» **REQUIREMENT**
Repeat each entry word for word. Leave any images out of the copy.

((

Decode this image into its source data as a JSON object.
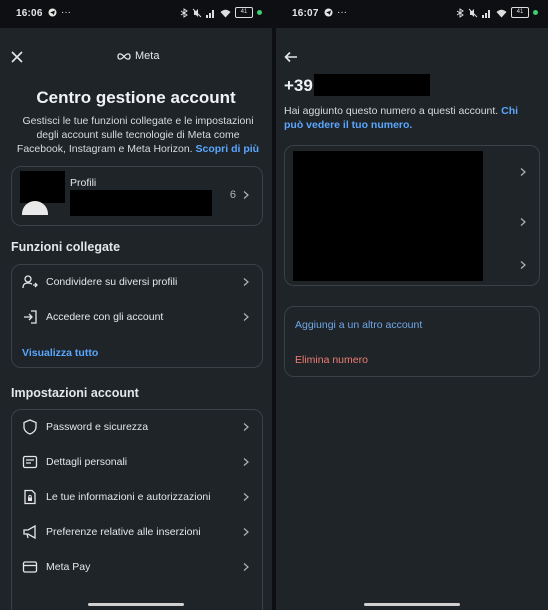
{
  "left": {
    "status": {
      "time": "16:06",
      "battery": "41"
    },
    "brand": "Meta",
    "title": "Centro gestione account",
    "description": "Gestisci le tue funzioni collegate e le impostazioni degli account sulle tecnologie di Meta come Facebook, Instagram e Meta Horizon.",
    "description_link": "Scopri di più",
    "profiles": {
      "label": "Profili",
      "count": "6"
    },
    "linked_section": {
      "title": "Funzioni collegate",
      "items": [
        {
          "label": "Condividere su diversi profili",
          "icon": "people-share-icon"
        },
        {
          "label": "Accedere con gli account",
          "icon": "login-arrow-icon"
        }
      ],
      "view_all": "Visualizza tutto"
    },
    "account_section": {
      "title": "Impostazioni account",
      "items": [
        {
          "label": "Password e sicurezza",
          "icon": "shield-icon"
        },
        {
          "label": "Dettagli personali",
          "icon": "id-card-icon"
        },
        {
          "label": "Le tue informazioni e autorizzazioni",
          "icon": "document-lock-icon"
        },
        {
          "label": "Preferenze relative alle inserzioni",
          "icon": "megaphone-icon"
        },
        {
          "label": "Meta Pay",
          "icon": "credit-card-icon"
        }
      ]
    }
  },
  "right": {
    "status": {
      "time": "16:07",
      "battery": "41"
    },
    "phone_prefix": "+39",
    "description": "Hai aggiunto questo numero a questi account.",
    "description_link": "Chi può vedere il tuo numero.",
    "actions": {
      "add_account": "Aggiungi a un altro account",
      "delete_number": "Elimina numero"
    },
    "colors": {
      "link": "#5aa7ff",
      "danger": "#f07d72",
      "background": "#1f2428"
    }
  }
}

))

» **OUTPUT FOR THIS EXERCISE**
Decode this image into its source data as a JSON object.
{
  "left": {
    "status": {
      "time": "16:06",
      "battery": "41"
    },
    "brand": "Meta",
    "title": "Centro gestione account",
    "description": "Gestisci le tue funzioni collegate e le impostazioni degli account sulle tecnologie di Meta come Facebook, Instagram e Meta Horizon.",
    "description_link": "Scopri di più",
    "profiles": {
      "label": "Profili",
      "count": "6"
    },
    "linked_section": {
      "title": "Funzioni collegate",
      "items": [
        {
          "label": "Condividere su diversi profili",
          "icon": "people-share-icon"
        },
        {
          "label": "Accedere con gli account",
          "icon": "login-arrow-icon"
        }
      ],
      "view_all": "Visualizza tutto"
    },
    "account_section": {
      "title": "Impostazioni account",
      "items": [
        {
          "label": "Password e sicurezza",
          "icon": "shield-icon"
        },
        {
          "label": "Dettagli personali",
          "icon": "id-card-icon"
        },
        {
          "label": "Le tue informazioni e autorizzazioni",
          "icon": "document-lock-icon"
        },
        {
          "label": "Preferenze relative alle inserzioni",
          "icon": "megaphone-icon"
        },
        {
          "label": "Meta Pay",
          "icon": "credit-card-icon"
        }
      ]
    }
  },
  "right": {
    "status": {
      "time": "16:07",
      "battery": "41"
    },
    "phone_prefix": "+39",
    "description": "Hai aggiunto questo numero a questi account.",
    "description_link": "Chi può vedere il tuo numero.",
    "actions": {
      "add_account": "Aggiungi a un altro account",
      "delete_number": "Elimina numero"
    },
    "colors": {
      "link": "#5aa7ff",
      "danger": "#f07d72",
      "background": "#1f2428"
    }
  }
}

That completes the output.